=== EXERCISE INPUTS ===
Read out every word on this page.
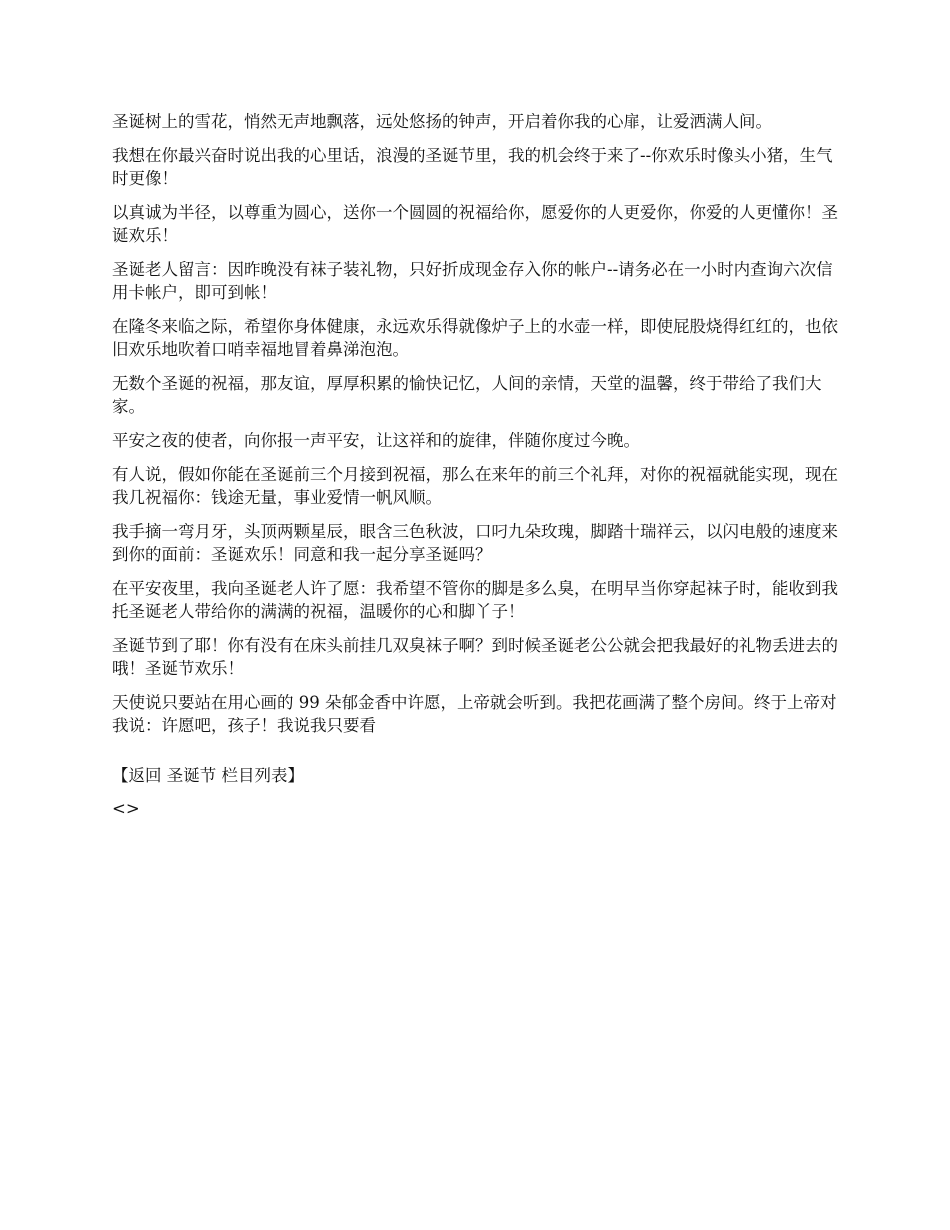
圣诞树上的雪花，悄然无声地飘落，远处悠扬的钟声，开启着你我的心扉，让爱洒满人间。

我想在你最兴奋时说出我的心里话，浪漫的圣诞节里，我的机会终于来了--你欢乐时像头小猪，生气时更像！

以真诚为半径，以尊重为圆心，送你一个圆圆的祝福给你，愿爱你的人更爱你，你爱的人更懂你！圣诞欢乐！

圣诞老人留言：因昨晚没有袜子装礼物，只好折成现金存入你的帐户--请务必在一小时内查询六次信用卡帐户，即可到帐！

在隆冬来临之际，希望你身体健康，永远欢乐得就像炉子上的水壶一样，即使屁股烧得红红的，也依旧欢乐地吹着口哨幸福地冒着鼻涕泡泡。

无数个圣诞的祝福，那友谊，厚厚积累的愉快记忆，人间的亲情，天堂的温馨，终于带给了我们大家。

平安之夜的使者，向你报一声平安，让这祥和的旋律，伴随你度过今晚。

有人说，假如你能在圣诞前三个月接到祝福，那么在来年的前三个礼拜，对你的祝福就能实现，现在我几祝福你：钱途无量，事业爱情一帆风顺。

我手摘一弯月牙，头顶两颗星辰，眼含三色秋波，口叼九朵玫瑰，脚踏十瑞祥云，以闪电般的速度来到你的面前：圣诞欢乐！同意和我一起分享圣诞吗？

在平安夜里，我向圣诞老人许了愿：我希望不管你的脚是多么臭，在明早当你穿起袜子时，能收到我托圣诞老人带给你的满满的祝福，温暖你的心和脚丫子！

圣诞节到了耶！你有没有在床头前挂几双臭袜子啊？到时候圣诞老公公就会把我最好的礼物丢进去的哦！圣诞节欢乐！

天使说只要站在用心画的 99 朵郁金香中许愿，上帝就会听到。我把花画满了整个房间。终于上帝对我说：许愿吧，孩子！我说我只要看

【返回 圣诞节 栏目列表】
<>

=== TASK ===
In the records, locate each line holding the string "圣诞欢乐" and copy it.

=== EXERCISE ANSWER ===
以真诚为半径，以尊重为圆心，送你一个圆圆的祝福给你，愿爱你的人更爱你，你爱的人更懂你！圣诞欢乐！
我手摘一弯月牙，头顶两颗星辰，眼含三色秋波，口叼九朵玫瑰，脚踏十瑞祥云，以闪电般的速度来到你的面前：圣诞欢乐！同意和我一起分享圣诞吗？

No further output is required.